- [Dataset rows]

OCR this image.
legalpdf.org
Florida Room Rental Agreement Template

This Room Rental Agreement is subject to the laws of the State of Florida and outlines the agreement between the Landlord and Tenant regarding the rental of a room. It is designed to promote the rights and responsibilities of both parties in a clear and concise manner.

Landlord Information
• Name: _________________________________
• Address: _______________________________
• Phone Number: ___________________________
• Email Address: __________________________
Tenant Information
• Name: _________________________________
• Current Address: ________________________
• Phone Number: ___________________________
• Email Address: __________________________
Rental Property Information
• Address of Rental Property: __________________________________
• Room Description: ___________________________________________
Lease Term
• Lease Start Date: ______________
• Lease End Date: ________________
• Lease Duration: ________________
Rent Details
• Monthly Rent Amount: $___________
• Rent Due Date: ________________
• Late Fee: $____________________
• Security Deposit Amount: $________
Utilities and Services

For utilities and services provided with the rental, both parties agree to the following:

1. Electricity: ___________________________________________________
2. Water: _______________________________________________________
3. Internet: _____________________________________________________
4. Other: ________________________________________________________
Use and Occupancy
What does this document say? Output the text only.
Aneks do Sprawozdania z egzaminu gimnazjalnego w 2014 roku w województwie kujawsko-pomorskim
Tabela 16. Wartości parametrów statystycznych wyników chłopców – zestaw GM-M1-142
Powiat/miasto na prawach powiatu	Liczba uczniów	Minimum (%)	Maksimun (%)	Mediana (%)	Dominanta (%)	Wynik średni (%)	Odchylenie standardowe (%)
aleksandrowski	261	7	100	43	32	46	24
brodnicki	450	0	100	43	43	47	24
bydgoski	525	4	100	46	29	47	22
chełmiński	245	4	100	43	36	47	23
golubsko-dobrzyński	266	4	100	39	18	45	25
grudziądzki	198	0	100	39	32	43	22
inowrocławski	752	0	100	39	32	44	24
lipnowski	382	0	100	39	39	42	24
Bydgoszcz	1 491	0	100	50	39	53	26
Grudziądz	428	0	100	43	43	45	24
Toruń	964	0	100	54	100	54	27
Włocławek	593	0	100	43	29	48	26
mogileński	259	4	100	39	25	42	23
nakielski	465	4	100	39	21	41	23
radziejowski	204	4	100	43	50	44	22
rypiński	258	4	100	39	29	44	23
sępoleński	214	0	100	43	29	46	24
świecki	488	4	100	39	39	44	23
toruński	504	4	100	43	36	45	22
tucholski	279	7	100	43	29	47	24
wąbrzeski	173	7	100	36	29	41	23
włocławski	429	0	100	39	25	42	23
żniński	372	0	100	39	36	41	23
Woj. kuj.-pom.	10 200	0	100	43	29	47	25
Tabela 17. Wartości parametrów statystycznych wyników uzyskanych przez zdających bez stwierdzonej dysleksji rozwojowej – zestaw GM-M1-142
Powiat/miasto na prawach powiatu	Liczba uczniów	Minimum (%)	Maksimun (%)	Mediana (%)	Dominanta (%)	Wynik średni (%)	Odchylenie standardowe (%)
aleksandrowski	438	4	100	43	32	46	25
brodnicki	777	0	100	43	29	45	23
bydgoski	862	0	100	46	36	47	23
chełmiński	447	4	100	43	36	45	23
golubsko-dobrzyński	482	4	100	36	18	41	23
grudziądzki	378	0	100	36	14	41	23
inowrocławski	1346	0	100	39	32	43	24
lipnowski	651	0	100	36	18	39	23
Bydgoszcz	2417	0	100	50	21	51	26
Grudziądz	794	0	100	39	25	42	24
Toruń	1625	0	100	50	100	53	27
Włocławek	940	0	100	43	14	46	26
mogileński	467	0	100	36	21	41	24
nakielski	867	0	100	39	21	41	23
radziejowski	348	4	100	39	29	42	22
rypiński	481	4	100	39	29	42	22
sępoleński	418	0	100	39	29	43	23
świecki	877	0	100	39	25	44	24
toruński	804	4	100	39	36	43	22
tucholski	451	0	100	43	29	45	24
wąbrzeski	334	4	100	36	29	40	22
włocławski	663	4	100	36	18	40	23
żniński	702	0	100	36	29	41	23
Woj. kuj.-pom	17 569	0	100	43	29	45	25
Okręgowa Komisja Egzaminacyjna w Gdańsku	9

- [Task details] Print the material above once more, exactly.

- [Exercise result]
OCR this image.
legalpdf.org
Florida Room Rental Agreement Template

This Room Rental Agreement is subject to the laws of the State of Florida and outlines the agreement between the Landlord and Tenant regarding the rental of a room. It is designed to promote the rights and responsibilities of both parties in a clear and concise manner.

Landlord Information
• Name: _________________________________
• Address: _______________________________
• Phone Number: ___________________________
• Email Address: __________________________
Tenant Information
• Name: _________________________________
• Current Address: ________________________
• Phone Number: ___________________________
• Email Address: __________________________
Rental Property Information
• Address of Rental Property: __________________________________
• Room Description: ___________________________________________
Lease Term
• Lease Start Date: ______________
• Lease End Date: ________________
• Lease Duration: ________________
Rent Details
• Monthly Rent Amount: $___________
• Rent Due Date: ________________
• Late Fee: $____________________
• Security Deposit Amount: $________
Utilities and Services

For utilities and services provided with the rental, both parties agree to the following:

1. Electricity: ___________________________________________________
2. Water: _______________________________________________________
3. Internet: _____________________________________________________
4. Other: ________________________________________________________
Use and Occupancy
What does this document say? Output the text only.
Aneks do Sprawozdania z egzaminu gimnazjalnego w 2014 roku w województwie kujawsko-pomorskim
Tabela 16. Wartości parametrów statystycznych wyników chłopców – zestaw GM-M1-142
Powiat/miasto na prawach powiatu	Liczba uczniów	Minimum (%)	Maksimun (%)	Mediana (%)	Dominanta (%)	Wynik średni (%)	Odchylenie standardowe (%)
aleksandrowski	261	7	100	43	32	46	24
brodnicki	450	0	100	43	43	47	24
bydgoski	525	4	100	46	29	47	22
chełmiński	245	4	100	43	36	47	23
golubsko-dobrzyński	266	4	100	39	18	45	25
grudziądzki	198	0	100	39	32	43	22
inowrocławski	752	0	100	39	32	44	24
lipnowski	382	0	100	39	39	42	24
Bydgoszcz	1 491	0	100	50	39	53	26
Grudziądz	428	0	100	43	43	45	24
Toruń	964	0	100	54	100	54	27
Włocławek	593	0	100	43	29	48	26
mogileński	259	4	100	39	25	42	23
nakielski	465	4	100	39	21	41	23
radziejowski	204	4	100	43	50	44	22
rypiński	258	4	100	39	29	44	23
sępoleński	214	0	100	43	29	46	24
świecki	488	4	100	39	39	44	23
toruński	504	4	100	43	36	45	22
tucholski	279	7	100	43	29	47	24
wąbrzeski	173	7	100	36	29	41	23
włocławski	429	0	100	39	25	42	23
żniński	372	0	100	39	36	41	23
Woj. kuj.-pom.	10 200	0	100	43	29	47	25
Tabela 17. Wartości parametrów statystycznych wyników uzyskanych przez zdających bez stwierdzonej dysleksji rozwojowej – zestaw GM-M1-142
Powiat/miasto na prawach powiatu	Liczba uczniów	Minimum (%)	Maksimun (%)	Mediana (%)	Dominanta (%)	Wynik średni (%)	Odchylenie standardowe (%)
aleksandrowski	438	4	100	43	32	46	25
brodnicki	777	0	100	43	29	45	23
bydgoski	862	0	100	46	36	47	23
chełmiński	447	4	100	43	36	45	23
golubsko-dobrzyński	482	4	100	36	18	41	23
grudziądzki	378	0	100	36	14	41	23
inowrocławski	1346	0	100	39	32	43	24
lipnowski	651	0	100	36	18	39	23
Bydgoszcz	2417	0	100	50	21	51	26
Grudziądz	794	0	100	39	25	42	24
Toruń	1625	0	100	50	100	53	27
Włocławek	940	0	100	43	14	46	26
mogileński	467	0	100	36	21	41	24
nakielski	867	0	100	39	21	41	23
radziejowski	348	4	100	39	29	42	22
rypiński	481	4	100	39	29	42	22
sępoleński	418	0	100	39	29	43	23
świecki	877	0	100	39	25	44	24
toruński	804	4	100	39	36	43	22
tucholski	451	0	100	43	29	45	24
wąbrzeski	334	4	100	36	29	40	22
włocławski	663	4	100	36	18	40	23
żniński	702	0	100	36	29	41	23
Woj. kuj.-pom	17 569	0	100	43	29	45	25
Okręgowa Komisja Egzaminacyjna w Gdańsku	9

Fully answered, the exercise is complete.